_Work to be completed_
Retype all of the data exactly as given.

------ The records

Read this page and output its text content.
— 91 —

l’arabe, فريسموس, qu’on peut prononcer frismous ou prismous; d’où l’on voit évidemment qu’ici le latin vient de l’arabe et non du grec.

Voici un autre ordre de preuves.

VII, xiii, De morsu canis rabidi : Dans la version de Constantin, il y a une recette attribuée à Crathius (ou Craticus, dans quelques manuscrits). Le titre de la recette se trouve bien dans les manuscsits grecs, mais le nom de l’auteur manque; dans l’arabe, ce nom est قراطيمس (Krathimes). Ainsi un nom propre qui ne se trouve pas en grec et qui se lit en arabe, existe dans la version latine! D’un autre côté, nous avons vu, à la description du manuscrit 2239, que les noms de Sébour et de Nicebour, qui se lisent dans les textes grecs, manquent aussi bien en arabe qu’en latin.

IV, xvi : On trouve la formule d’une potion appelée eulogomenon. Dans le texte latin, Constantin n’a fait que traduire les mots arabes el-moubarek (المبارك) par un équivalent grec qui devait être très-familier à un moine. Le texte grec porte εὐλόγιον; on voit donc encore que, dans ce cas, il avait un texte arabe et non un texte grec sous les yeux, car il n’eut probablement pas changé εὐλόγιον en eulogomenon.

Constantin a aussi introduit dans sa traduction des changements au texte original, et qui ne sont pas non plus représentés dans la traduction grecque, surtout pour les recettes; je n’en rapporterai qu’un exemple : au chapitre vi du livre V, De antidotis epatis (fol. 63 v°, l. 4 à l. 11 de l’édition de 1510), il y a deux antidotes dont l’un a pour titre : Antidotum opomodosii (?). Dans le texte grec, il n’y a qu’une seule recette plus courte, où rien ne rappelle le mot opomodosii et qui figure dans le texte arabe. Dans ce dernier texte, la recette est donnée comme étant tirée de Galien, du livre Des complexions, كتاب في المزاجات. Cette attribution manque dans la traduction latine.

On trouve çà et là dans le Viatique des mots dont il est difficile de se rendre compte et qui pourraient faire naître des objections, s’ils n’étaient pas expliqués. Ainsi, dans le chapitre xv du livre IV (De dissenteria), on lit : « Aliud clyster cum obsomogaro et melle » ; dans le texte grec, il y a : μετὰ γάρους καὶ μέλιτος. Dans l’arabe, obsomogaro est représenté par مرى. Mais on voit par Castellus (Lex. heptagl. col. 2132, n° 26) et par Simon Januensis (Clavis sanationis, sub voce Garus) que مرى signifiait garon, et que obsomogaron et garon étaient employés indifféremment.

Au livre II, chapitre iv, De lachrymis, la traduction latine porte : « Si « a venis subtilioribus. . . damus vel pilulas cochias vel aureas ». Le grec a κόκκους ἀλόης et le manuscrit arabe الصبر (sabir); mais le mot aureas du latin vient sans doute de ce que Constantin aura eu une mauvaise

------------

_Finished answer_
Read this page and output its text content.
— 91 —

l’arabe, فريسموس, qu’on peut prononcer frismous ou prismous; d’où l’on voit évidemment qu’ici le latin vient de l’arabe et non du grec.

Voici un autre ordre de preuves.

VII, xiii, De morsu canis rabidi : Dans la version de Constantin, il y a une recette attribuée à Crathius (ou Craticus, dans quelques manuscrits). Le titre de la recette se trouve bien dans les manuscsits grecs, mais le nom de l’auteur manque; dans l’arabe, ce nom est قراطيمس (Krathimes). Ainsi un nom propre qui ne se trouve pas en grec et qui se lit en arabe, existe dans la version latine! D’un autre côté, nous avons vu, à la description du manuscrit 2239, que les noms de Sébour et de Nicebour, qui se lisent dans les textes grecs, manquent aussi bien en arabe qu’en latin.

IV, xvi : On trouve la formule d’une potion appelée eulogomenon. Dans le texte latin, Constantin n’a fait que traduire les mots arabes el-moubarek (المبارك) par un équivalent grec qui devait être très-familier à un moine. Le texte grec porte εὐλόγιον; on voit donc encore que, dans ce cas, il avait un texte arabe et non un texte grec sous les yeux, car il n’eut probablement pas changé εὐλόγιον en eulogomenon.

Constantin a aussi introduit dans sa traduction des changements au texte original, et qui ne sont pas non plus représentés dans la traduction grecque, surtout pour les recettes; je n’en rapporterai qu’un exemple : au chapitre vi du livre V, De antidotis epatis (fol. 63 v°, l. 4 à l. 11 de l’édition de 1510), il y a deux antidotes dont l’un a pour titre : Antidotum opomodosii (?). Dans le texte grec, il n’y a qu’une seule recette plus courte, où rien ne rappelle le mot opomodosii et qui figure dans le texte arabe. Dans ce dernier texte, la recette est donnée comme étant tirée de Galien, du livre Des complexions, كتاب في المزاجات. Cette attribution manque dans la traduction latine.

On trouve çà et là dans le Viatique des mots dont il est difficile de se rendre compte et qui pourraient faire naître des objections, s’ils n’étaient pas expliqués. Ainsi, dans le chapitre xv du livre IV (De dissenteria), on lit : « Aliud clyster cum obsomogaro et melle » ; dans le texte grec, il y a : μετὰ γάρους καὶ μέλιτος. Dans l’arabe, obsomogaro est représenté par مرى. Mais on voit par Castellus (Lex. heptagl. col. 2132, n° 26) et par Simon Januensis (Clavis sanationis, sub voce Garus) que مرى signifiait garon, et que obsomogaron et garon étaient employés indifféremment.

Au livre II, chapitre iv, De lachrymis, la traduction latine porte : « Si « a venis subtilioribus. . . damus vel pilulas cochias vel aureas ». Le grec a κόκκους ἀλόης et le manuscrit arabe الصبر (sabir); mais le mot aureas du latin vient sans doute de ce que Constantin aura eu une mauvaise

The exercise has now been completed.